»»

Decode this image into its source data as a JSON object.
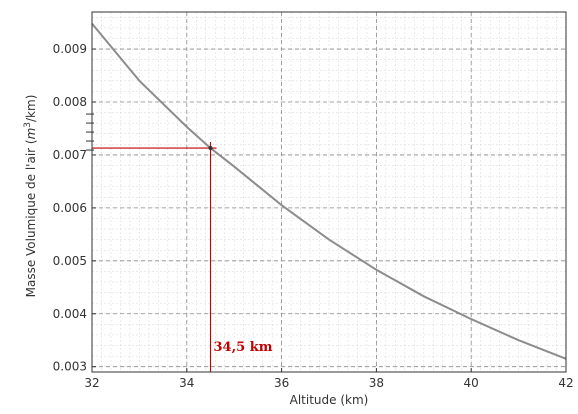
{
  "chart_data": {
    "type": "line",
    "xlabel": "Altitude (km)",
    "ylabel_main": "Masse Volumique de l'air (",
    "ylabel_m": "m",
    "ylabel_exp": "3",
    "ylabel_tail": "/km)",
    "xlim": [
      32,
      42
    ],
    "ylim": [
      0.0029,
      0.0097
    ],
    "xticks": [
      32,
      34,
      36,
      38,
      40,
      42
    ],
    "xtick_labels": [
      "32",
      "34",
      "36",
      "38",
      "40",
      "42"
    ],
    "yticks": [
      0.003,
      0.004,
      0.005,
      0.006,
      0.007,
      0.008,
      0.009
    ],
    "ytick_labels": [
      "0.003",
      "0.004",
      "0.005",
      "0.006",
      "0.007",
      "0.008",
      "0.009"
    ],
    "grid": true,
    "series": [
      {
        "color": "#8c8c8c",
        "x": [
          32,
          33,
          34,
          34.5,
          35,
          36,
          37,
          38,
          39,
          40,
          41,
          42
        ],
        "y": [
          0.00948,
          0.0084,
          0.00753,
          0.00713,
          0.00678,
          0.00605,
          0.0054,
          0.00483,
          0.00433,
          0.0039,
          0.0035,
          0.00315
        ]
      }
    ],
    "annotation": {
      "text": "34,5 km",
      "x": 34.5,
      "y": 0.00713,
      "color": "#c00000"
    }
  }
}
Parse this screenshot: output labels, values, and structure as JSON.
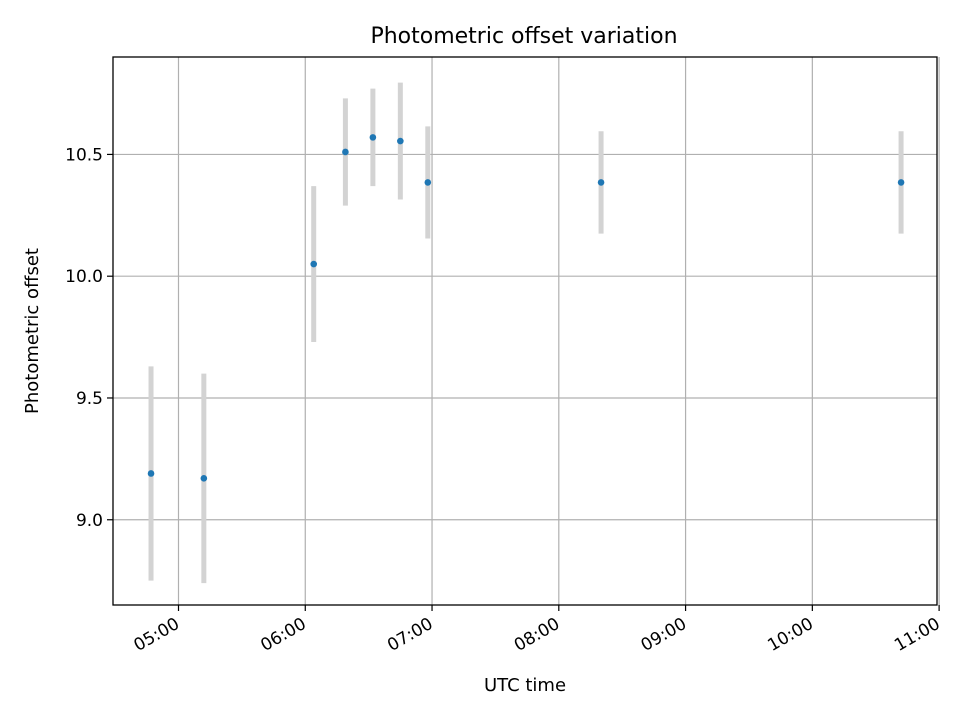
{
  "chart_data": {
    "type": "scatter",
    "title": "Photometric offset variation",
    "xlabel": "UTC time",
    "ylabel": "Photometric offset",
    "x_ticks": [
      "05:00",
      "06:00",
      "07:00",
      "08:00",
      "09:00",
      "10:00",
      "11:00"
    ],
    "y_ticks": [
      "9.0",
      "9.5",
      "10.0",
      "10.5"
    ],
    "xlim": [
      "04:29",
      "10:59"
    ],
    "ylim": [
      8.65,
      10.9
    ],
    "grid": true,
    "point_color": "#1f77b4",
    "errorbar_color": "#d3d3d3",
    "points": [
      {
        "time": "04:47",
        "y": 9.19,
        "err": 0.44
      },
      {
        "time": "05:12",
        "y": 9.17,
        "err": 0.43
      },
      {
        "time": "06:04",
        "y": 10.05,
        "err": 0.32
      },
      {
        "time": "06:19",
        "y": 10.51,
        "err": 0.22
      },
      {
        "time": "06:32",
        "y": 10.57,
        "err": 0.2
      },
      {
        "time": "06:45",
        "y": 10.555,
        "err": 0.24
      },
      {
        "time": "06:58",
        "y": 10.385,
        "err": 0.23
      },
      {
        "time": "08:20",
        "y": 10.385,
        "err": 0.21
      },
      {
        "time": "10:42",
        "y": 10.385,
        "err": 0.21
      }
    ]
  }
}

««

Using the records above, select and copy every line that has the word "time".

    "xlabel": "UTC time",
        "time": "04:47",
        "time": "05:12",
        "time": "06:04",
        "time": "06:19",
        "time": "06:32",
        "time": "06:45",
        "time": "06:58",
        "time": "08:20",
        "time": "10:42",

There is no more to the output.